Directive
Your task is to repeat the entries exactly. Leave the pictures out.

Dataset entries

::::::::::

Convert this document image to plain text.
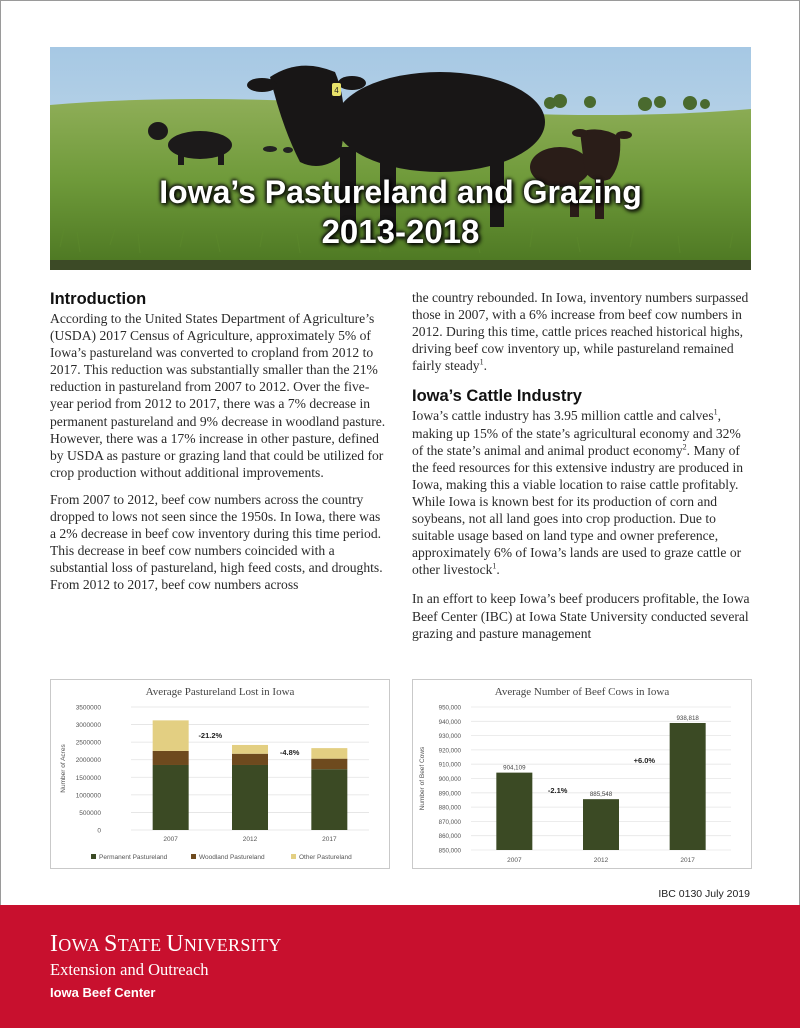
4
Iowa’s Pastureland and Grazing
2013-2018
Introduction

According to the United States Department of Agriculture’s (USDA) 2017 Census of Agriculture, approximately 5% of Iowa’s pastureland was converted to cropland from 2012 to 2017. This reduction was substantially smaller than the 21% reduction in pastureland from 2007 to 2012. Over the five-year period from 2012 to 2017, there was a 7% decrease in permanent pastureland and 9% decrease in woodland pasture. However, there was a 17% increase in other pasture, defined by USDA as pasture or grazing land that could be utilized for crop production without additional improvements.

From 2007 to 2012, beef cow numbers across the country dropped to lows not seen since the 1950s. In Iowa, there was a 2% decrease in beef cow inventory during this time period. This decrease in beef cow numbers coincided with a substantial loss of pastureland, high feed costs, and droughts. From 2012 to 2017, beef cow numbers across

the country rebounded. In Iowa, inventory numbers surpassed those in 2007, with a 6% increase from beef cow numbers in 2012. During this time, cattle prices reached historical highs, driving beef cow inventory up, while pastureland remained fairly steady$^1$.

Iowa’s Cattle Industry

Iowa’s cattle industry has 3.95 million cattle and calves$^1$, making up 15% of the state’s agricultural economy and 32% of the state’s animal and animal product economy$^2$. Many of the feed resources for this extensive industry are produced in Iowa, making this a viable location to raise cattle profitably. While Iowa is known best for its production of corn and soybeans, not all land goes into crop production. Due to suitable usage based on land type and owner preference, approximately 6% of Iowa’s lands are used to graze cattle or other livestock$^1$.

In an effort to keep Iowa’s beef producers profitable, the Iowa Beef Center (IBC) at Iowa State University conducted several grazing and pasture management

Average Pastureland Lost in Iowa
Number of Acres
0
500000
1000000
1500000
2000000
2500000
3000000
3500000
2007	2012	2017
-21.2%
-4.8%
Permanent Pastureland	Woodland Pastureland	Other Pastureland
Average Number of Beef Cows in Iowa
Number of Beef Cows
850,000
860,000
870,000
880,000
890,000
900,000
910,000
920,000
930,000
940,000
950,000
904,109
2007
885,548
2012
938,818
2017
-2.1%
+6.0%
IBC 0130 July 2019
IOWA STATE UNIVERSITY
Extension and Outreach
Iowa Beef Center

::::::::::

Task solution
Convert this document image to plain text.
4
Iowa’s Pastureland and Grazing
2013-2018
Introduction

According to the United States Department of Agriculture’s (USDA) 2017 Census of Agriculture, approximately 5% of Iowa’s pastureland was converted to cropland from 2012 to 2017. This reduction was substantially smaller than the 21% reduction in pastureland from 2007 to 2012. Over the five-year period from 2012 to 2017, there was a 7% decrease in permanent pastureland and 9% decrease in woodland pasture. However, there was a 17% increase in other pasture, defined by USDA as pasture or grazing land that could be utilized for crop production without additional improvements.

From 2007 to 2012, beef cow numbers across the country dropped to lows not seen since the 1950s. In Iowa, there was a 2% decrease in beef cow inventory during this time period. This decrease in beef cow numbers coincided with a substantial loss of pastureland, high feed costs, and droughts. From 2012 to 2017, beef cow numbers across

the country rebounded. In Iowa, inventory numbers surpassed those in 2007, with a 6% increase from beef cow numbers in 2012. During this time, cattle prices reached historical highs, driving beef cow inventory up, while pastureland remained fairly steady$^1$.

Iowa’s Cattle Industry

Iowa’s cattle industry has 3.95 million cattle and calves$^1$, making up 15% of the state’s agricultural economy and 32% of the state’s animal and animal product economy$^2$. Many of the feed resources for this extensive industry are produced in Iowa, making this a viable location to raise cattle profitably. While Iowa is known best for its production of corn and soybeans, not all land goes into crop production. Due to suitable usage based on land type and owner preference, approximately 6% of Iowa’s lands are used to graze cattle or other livestock$^1$.

In an effort to keep Iowa’s beef producers profitable, the Iowa Beef Center (IBC) at Iowa State University conducted several grazing and pasture management

Average Pastureland Lost in Iowa
Number of Acres
0
500000
1000000
1500000
2000000
2500000
3000000
3500000
2007	2012	2017
-21.2%
-4.8%
Permanent Pastureland	Woodland Pastureland	Other Pastureland
Average Number of Beef Cows in Iowa
Number of Beef Cows
850,000
860,000
870,000
880,000
890,000
900,000
910,000
920,000
930,000
940,000
950,000
904,109
2007
885,548
2012
938,818
2017
-2.1%
+6.0%
IBC 0130 July 2019
IOWA STATE UNIVERSITY
Extension and Outreach
Iowa Beef Center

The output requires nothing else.